[[ Selected passage open ]]

That was me when I joined the group. I was a menace. Begrudgingly, I stayed. I listened. I learned. As I heard WOC express their unique struggles, pain, accomplishments and joys, something dawned on me.
Hey, what if — just what if — WOC didn’t need to be grateful for my attempts at being an ally? What if this one thing was actually not about me?
I am embarrassed to say this, but in my ignorance, this notion was astounding. I suddenly became acutely aware that everything in my life had always been about me. In my 40 years of life, people mostly sang my praises. When they didn’t, it had nothing to do with the color of my skin.
This is White Privilege. As white people (WP), society generally loves — or at least accepts — us. We are never made to feel unsafe or unwanted because of our skin color. We are never silenced and stereotyped because we are white. Many of us WP feel a jolt to our very being when someone doesn’t seem to care whether or not we join the party.
Once I gleaned this tiny bit of enlightenment — it wasn’t about me or for me, my feelings are not all that important here, do the work or hit the road, no pats on the back for treating POC as worthy human beings — this became my “He’s Just Not That Into You” AHA moment of clarity.
I saw with new eyes. Instead of asking what I was getting out of allyship, I began asking what POC were getting out of me as a potential ally. De-centering myself, I went from “How can I make them like me?” to “How can I be better by them?”
I realized that posts about the horrors of whiteness were not necessarily directed at me personally but more at the systemic injustices of a white society. Where many of us white folks were flabbergasted by the election results and had begun fighting only after Trump was elected, POC were not at all surprised by the election and had already been fighting for several hundred years. My own white resistance was in its infancy. These eye-opening realizations have enabled me to show up and to keep my promises; to join the battle for POC liberation in real life instead of just as a keyboard warrior; to put my money where my mouth is; to lay down my defenses when I am called out; and in turn to call out other white so-called “progressives” with a kind but stern heart.
I learned these lessons precisely because WOC in this group knew that I wouldn’t learn these lessons if they spoon-fed me my allyship. When I missed the mark and WOC gave me nothing, they actually gave me everything. They knew what I did not: That we as WP have to walk our own path to gain understanding. We need to get to a place where we are dismayed at the ugliness of racism and how we contribute to that ugliness.

[[ Selected passage closed ]]
[[ Study material open ]]

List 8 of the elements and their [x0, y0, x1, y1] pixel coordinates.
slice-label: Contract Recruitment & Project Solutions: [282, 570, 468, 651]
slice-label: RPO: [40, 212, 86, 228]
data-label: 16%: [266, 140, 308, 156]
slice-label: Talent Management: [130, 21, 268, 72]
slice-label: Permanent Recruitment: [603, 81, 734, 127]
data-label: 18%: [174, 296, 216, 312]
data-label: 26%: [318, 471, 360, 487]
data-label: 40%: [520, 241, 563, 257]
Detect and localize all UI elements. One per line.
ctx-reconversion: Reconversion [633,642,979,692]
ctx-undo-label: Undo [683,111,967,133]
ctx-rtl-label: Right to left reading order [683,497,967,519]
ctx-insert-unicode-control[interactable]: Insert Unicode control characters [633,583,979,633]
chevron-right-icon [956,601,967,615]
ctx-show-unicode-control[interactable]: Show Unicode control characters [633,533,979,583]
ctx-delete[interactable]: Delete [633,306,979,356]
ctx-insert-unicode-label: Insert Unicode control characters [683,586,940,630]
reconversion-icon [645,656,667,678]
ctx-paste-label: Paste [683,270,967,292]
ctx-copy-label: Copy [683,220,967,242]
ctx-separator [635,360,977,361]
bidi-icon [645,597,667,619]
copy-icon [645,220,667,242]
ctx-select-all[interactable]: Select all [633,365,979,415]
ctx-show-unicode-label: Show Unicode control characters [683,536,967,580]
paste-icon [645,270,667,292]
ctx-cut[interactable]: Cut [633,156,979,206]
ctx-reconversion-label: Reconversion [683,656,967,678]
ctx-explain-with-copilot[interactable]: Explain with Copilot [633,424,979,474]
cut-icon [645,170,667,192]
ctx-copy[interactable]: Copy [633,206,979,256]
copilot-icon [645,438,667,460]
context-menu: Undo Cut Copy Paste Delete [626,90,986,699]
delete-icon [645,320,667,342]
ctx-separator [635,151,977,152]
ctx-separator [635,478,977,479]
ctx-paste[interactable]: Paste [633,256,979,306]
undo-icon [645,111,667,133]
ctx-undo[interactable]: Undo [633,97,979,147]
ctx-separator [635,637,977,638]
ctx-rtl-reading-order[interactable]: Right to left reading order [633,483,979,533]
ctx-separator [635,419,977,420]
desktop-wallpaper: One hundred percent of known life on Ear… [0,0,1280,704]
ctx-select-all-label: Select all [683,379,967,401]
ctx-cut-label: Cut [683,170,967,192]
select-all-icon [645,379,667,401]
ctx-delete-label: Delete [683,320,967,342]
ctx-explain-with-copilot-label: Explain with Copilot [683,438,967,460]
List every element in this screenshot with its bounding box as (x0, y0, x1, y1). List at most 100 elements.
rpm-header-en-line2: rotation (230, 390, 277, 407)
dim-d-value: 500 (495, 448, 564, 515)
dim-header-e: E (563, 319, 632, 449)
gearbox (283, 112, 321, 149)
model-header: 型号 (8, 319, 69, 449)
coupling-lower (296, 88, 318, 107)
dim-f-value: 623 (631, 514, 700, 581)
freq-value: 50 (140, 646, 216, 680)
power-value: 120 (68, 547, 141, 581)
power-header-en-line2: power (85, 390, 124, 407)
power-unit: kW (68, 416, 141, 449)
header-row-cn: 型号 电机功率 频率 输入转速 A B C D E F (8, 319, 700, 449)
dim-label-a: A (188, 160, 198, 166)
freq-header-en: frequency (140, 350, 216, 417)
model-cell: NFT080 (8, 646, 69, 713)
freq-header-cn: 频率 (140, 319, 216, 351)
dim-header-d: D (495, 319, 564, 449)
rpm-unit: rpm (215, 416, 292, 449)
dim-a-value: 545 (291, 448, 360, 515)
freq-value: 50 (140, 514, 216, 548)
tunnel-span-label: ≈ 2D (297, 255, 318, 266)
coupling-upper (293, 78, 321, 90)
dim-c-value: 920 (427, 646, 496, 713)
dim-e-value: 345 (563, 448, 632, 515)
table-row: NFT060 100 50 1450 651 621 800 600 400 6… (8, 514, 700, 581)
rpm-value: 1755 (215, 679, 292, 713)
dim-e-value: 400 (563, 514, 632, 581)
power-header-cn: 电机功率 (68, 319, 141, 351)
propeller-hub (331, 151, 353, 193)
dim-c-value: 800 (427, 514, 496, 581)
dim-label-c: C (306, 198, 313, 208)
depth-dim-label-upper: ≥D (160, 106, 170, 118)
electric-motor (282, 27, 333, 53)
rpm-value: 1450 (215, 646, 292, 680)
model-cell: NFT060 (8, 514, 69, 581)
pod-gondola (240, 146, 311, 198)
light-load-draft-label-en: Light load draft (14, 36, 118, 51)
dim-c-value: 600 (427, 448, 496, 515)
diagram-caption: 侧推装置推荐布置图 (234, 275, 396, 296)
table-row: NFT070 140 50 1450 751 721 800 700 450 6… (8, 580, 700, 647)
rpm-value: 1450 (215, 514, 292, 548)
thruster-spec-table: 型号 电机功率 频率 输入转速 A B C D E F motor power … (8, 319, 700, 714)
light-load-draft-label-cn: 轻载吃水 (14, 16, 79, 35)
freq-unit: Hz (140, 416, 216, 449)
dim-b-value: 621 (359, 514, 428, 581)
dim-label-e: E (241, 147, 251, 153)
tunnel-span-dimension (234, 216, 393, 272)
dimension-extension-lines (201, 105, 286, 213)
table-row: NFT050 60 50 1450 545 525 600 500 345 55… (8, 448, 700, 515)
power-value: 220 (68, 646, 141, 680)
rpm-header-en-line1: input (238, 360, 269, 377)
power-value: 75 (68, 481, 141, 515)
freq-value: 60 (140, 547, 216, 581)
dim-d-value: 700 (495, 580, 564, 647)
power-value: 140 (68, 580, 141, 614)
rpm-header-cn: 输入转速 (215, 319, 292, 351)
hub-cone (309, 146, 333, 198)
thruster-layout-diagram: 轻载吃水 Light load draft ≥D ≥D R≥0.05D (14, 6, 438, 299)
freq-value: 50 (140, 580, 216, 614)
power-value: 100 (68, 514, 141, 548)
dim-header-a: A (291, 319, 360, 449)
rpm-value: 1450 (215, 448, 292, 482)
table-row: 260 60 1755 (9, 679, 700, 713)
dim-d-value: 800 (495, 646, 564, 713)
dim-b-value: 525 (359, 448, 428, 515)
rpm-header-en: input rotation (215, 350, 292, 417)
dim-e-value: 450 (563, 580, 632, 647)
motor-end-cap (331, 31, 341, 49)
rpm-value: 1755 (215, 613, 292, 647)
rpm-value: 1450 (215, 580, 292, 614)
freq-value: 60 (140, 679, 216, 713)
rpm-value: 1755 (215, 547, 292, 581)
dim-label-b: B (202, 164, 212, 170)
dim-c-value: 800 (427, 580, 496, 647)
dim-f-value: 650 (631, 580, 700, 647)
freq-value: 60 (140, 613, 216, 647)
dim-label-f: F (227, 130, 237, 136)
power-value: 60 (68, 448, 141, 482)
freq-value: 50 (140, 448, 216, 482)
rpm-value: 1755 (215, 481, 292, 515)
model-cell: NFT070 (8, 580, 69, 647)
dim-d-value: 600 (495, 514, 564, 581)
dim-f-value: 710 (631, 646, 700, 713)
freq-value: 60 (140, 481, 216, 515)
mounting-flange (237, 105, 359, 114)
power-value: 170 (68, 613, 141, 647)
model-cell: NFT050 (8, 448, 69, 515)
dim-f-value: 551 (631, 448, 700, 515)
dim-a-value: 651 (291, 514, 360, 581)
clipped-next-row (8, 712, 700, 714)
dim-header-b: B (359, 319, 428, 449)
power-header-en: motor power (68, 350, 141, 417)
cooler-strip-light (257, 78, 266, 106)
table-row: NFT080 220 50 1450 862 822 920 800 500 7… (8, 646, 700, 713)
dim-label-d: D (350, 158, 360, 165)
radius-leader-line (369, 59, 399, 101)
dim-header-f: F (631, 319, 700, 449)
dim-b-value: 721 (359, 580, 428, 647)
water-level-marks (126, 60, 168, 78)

[[ Study material closed ]]

> [Activities]
a: In the passage on white allyship, how long does the writer say people of color had already been fighting when Trump was elected?
b: Continue the passage on white allyship from its final sentence.

> [Answers given]
a: Several hundred years.

b:
WP, we must walk this road if we are trying to help POC fight for liberation. Sometimes white Baby does indeed need to be put in the corner. Only then can she see beyond her own nose, feel the raw truths of POC, and begin to face the systems of oppression that break their spirits and take their lives.
So here I am five months later, aware of these truths and comfortable with POC leadership. Now can I finally say that I am an ally?
I do not get to bestow that title upon myself or claim that I am “woke.” As WP, none of us get to do that. Just as a recovering alcoholic is always recovering, we will always be allies-in-training. Even though I hope to be part of the solution, as a well-intentioned WP, I must recognize that I will always be part of the problem. I may have learned from POC about how to glimpse my better self, be a better friend, and stop needing recognition for being a “good ally,” but I can never fully understand their world or experience their truths.
The past five months have taught me this: If we are to really do the work to fight against racism and oppression using our allyship, we must realize that our learning — both in white society and in our own racist hearts — will be a lifelong endeavor. As WP, we have to commit to this work for the rest of our lives. We owe POC at least that much.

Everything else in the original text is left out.